_Excerpt provided:_
┌────────

An Event of Default with respect to one series of Debt Securities is not
necessarily an Event of Default for another series.
 
     If an Event of Default described in clause (a), (b), (c), (d), (e), (f)
(other than with respect to the Company), (g) (other than with respect to the
Company) or (h) above occurs and is continuing with respect to any series of
Debt Securities, unless the principal and interest with respect to all the Debt
Securities of such series shall have already become due and payable, either the
Trustee or the holders of not less than 25% in aggregate principal amount of the
Debt Securities of such series (each such series voting as a separate class)
then outstanding may declare the principal amount (or, if Original Issue
Discount Debt Securities, such portion of the principal amount as may be
specified in such series) of and interest on all the Debt Securities of such
series due and payable immediately. If an Event of Default described in clause
(f) or (g) (in each case with respect to the Company) above occurs, unless the
principal and interest with respect to all the Debt Securities of all series
shall have become due and payable, the principal amount (or, if any series are
Original Issue Discount Debt Securities, such portion of the principal amount as
may be specified in such series) of and interest on all Debt Securities of all
series then outstanding shall become and be immediately due and payable without
any declaration or other act on the part of the Trustee or any holder of Debt
Securities. (Section 6.01.)

└────────

_Supplied material:_
┌────────

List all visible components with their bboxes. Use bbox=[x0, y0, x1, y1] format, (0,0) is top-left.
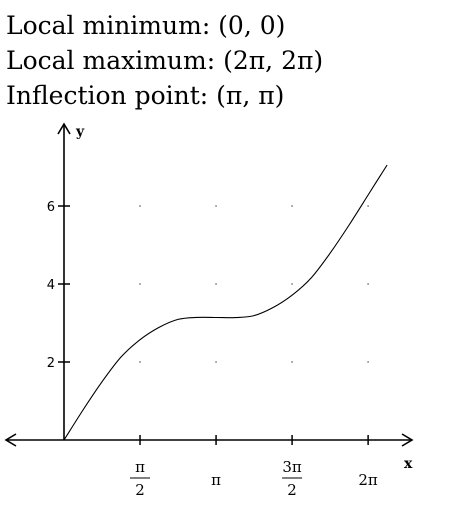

└────────

_Given task 1:_ Which clause letters does the Events of Default excerpt name in the sentence that lets the Trustee or holders declare the principal and interest due and payable immediately? List each one.
_Given task 2:_ According to the Events of Default excerpt, what minimum share of holders of a series may declare that series' Debt Securities due and payable immediately?

_Right answer 1:_ (a), (b), (c), (d), (e), (f), (g), (h)

_Right answer 2:_ Holders of not less than 25% in aggregate principal amount of that series' outstanding Debt Securities.